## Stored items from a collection
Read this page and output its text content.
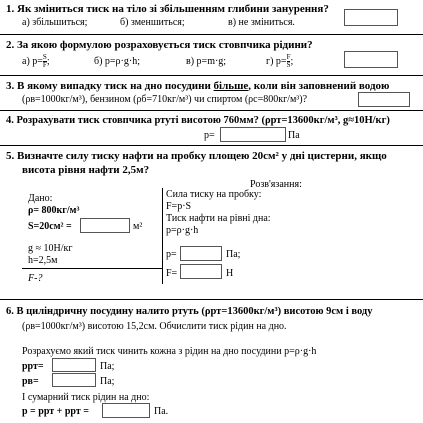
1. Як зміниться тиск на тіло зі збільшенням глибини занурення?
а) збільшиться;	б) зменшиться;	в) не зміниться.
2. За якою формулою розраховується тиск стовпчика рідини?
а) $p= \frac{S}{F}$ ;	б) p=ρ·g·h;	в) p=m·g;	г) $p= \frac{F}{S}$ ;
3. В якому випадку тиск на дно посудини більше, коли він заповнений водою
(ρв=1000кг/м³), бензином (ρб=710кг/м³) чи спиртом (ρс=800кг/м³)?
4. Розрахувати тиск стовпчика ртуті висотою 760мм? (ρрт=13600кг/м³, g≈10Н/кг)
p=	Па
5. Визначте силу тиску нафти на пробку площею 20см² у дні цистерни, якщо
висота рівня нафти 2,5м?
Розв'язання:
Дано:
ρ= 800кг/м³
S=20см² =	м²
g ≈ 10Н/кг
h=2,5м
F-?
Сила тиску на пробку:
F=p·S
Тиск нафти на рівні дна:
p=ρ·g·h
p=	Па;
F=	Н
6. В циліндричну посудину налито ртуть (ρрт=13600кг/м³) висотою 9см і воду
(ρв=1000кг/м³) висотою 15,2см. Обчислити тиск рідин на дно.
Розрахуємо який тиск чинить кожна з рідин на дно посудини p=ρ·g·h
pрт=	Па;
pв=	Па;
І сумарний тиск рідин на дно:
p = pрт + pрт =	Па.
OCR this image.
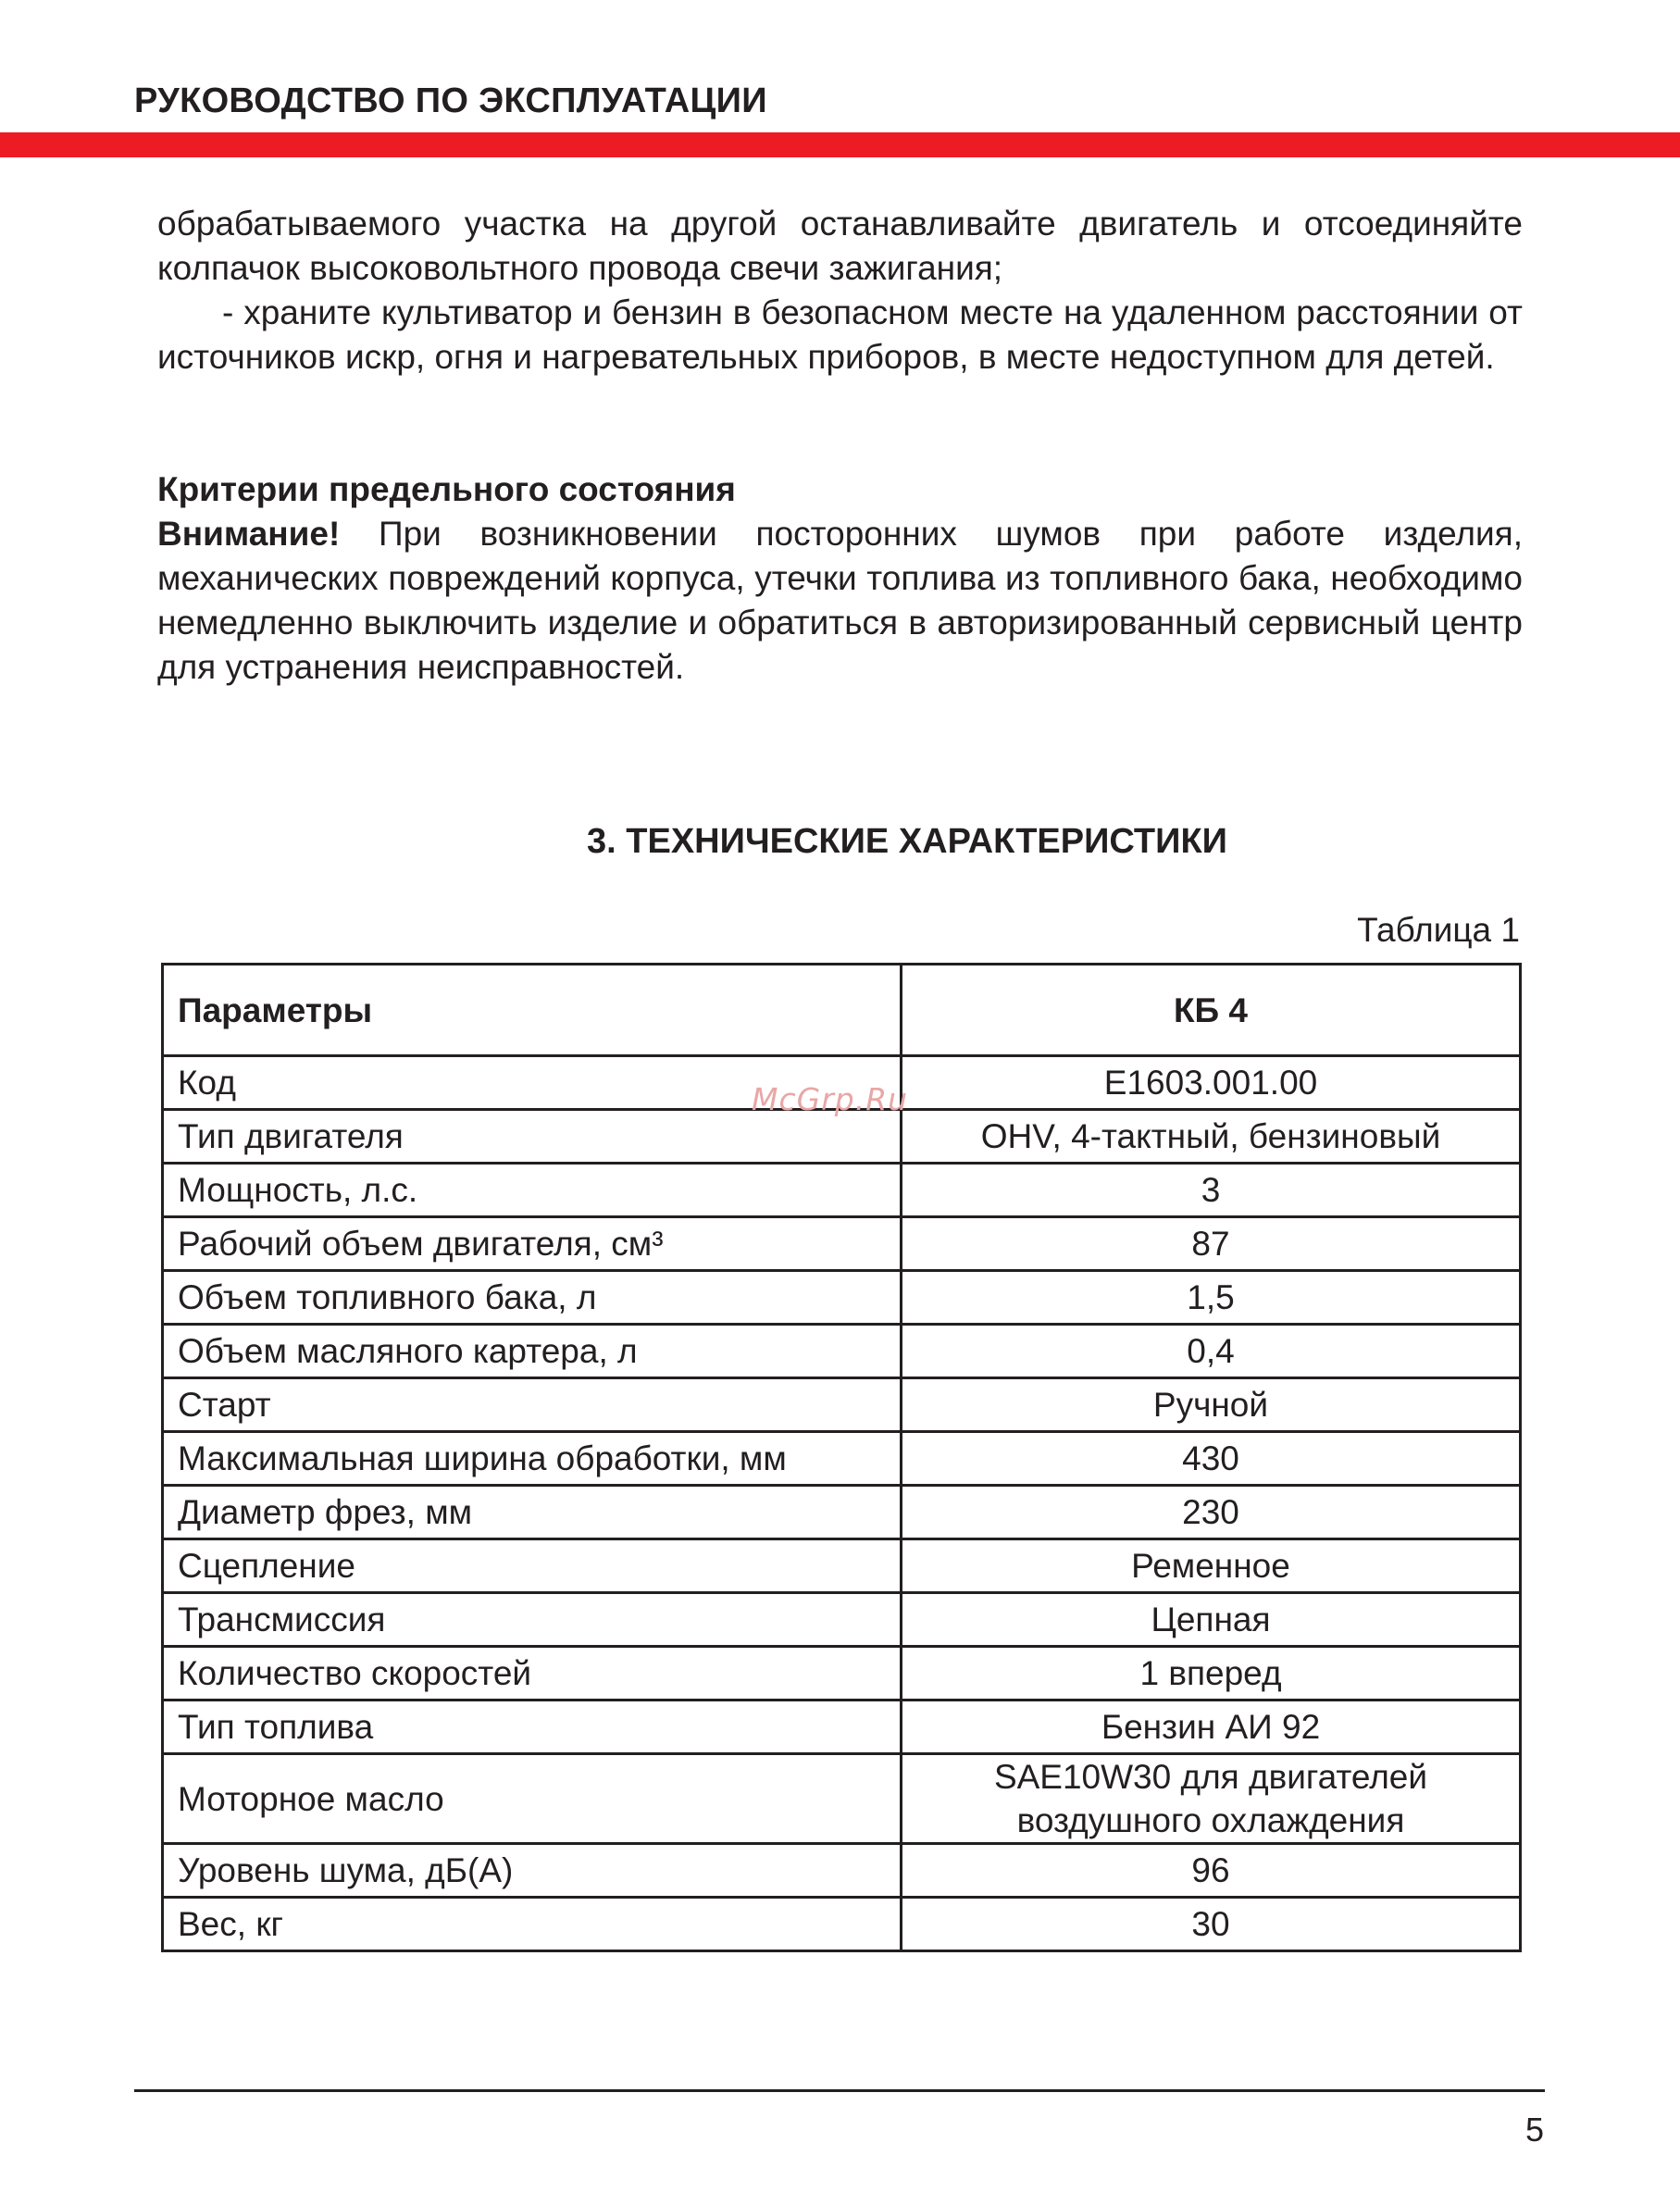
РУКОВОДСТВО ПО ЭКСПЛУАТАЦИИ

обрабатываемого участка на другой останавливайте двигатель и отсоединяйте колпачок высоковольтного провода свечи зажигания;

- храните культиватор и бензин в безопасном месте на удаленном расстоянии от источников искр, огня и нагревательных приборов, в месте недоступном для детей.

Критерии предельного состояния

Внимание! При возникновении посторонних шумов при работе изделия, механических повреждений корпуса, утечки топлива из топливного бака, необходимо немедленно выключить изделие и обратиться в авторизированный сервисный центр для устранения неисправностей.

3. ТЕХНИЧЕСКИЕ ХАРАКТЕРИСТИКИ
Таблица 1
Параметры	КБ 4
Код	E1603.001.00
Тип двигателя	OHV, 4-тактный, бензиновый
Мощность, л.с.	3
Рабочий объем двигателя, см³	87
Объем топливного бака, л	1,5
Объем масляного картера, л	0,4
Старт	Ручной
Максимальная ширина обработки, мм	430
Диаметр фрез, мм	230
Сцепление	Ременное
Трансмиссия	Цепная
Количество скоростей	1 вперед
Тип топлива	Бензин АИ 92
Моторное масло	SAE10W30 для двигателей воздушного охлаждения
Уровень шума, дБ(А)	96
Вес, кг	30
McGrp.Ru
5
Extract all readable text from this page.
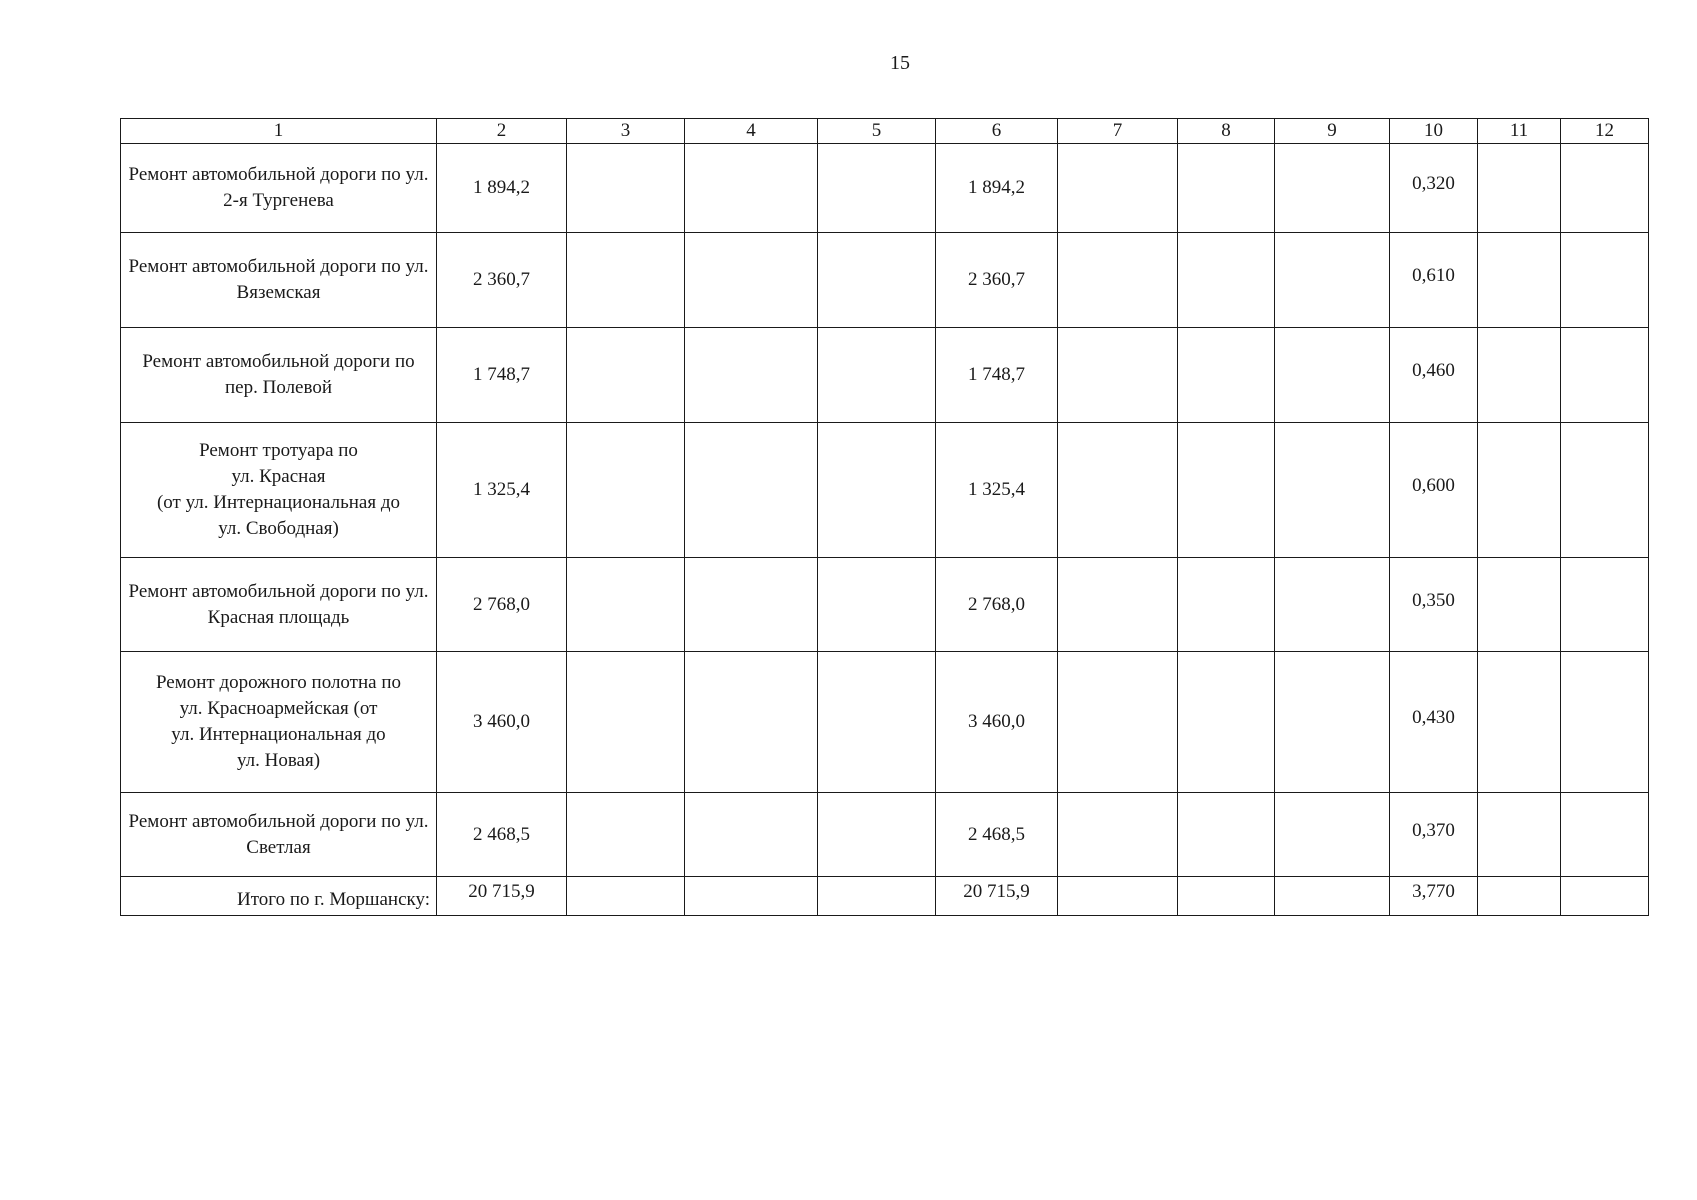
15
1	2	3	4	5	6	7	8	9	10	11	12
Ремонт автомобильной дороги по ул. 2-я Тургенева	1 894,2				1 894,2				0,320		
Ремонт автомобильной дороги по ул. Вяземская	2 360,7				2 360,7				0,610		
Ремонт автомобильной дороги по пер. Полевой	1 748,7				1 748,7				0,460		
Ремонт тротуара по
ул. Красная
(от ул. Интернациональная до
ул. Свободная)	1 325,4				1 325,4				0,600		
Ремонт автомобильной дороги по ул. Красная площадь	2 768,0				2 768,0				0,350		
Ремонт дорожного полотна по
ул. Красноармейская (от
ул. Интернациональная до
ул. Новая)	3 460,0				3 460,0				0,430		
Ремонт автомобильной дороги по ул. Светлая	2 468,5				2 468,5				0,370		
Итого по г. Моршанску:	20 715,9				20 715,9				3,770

## Short problem
Each line of the material that holds the string "висотою" counts once; give the total alone.

## Response to the task
3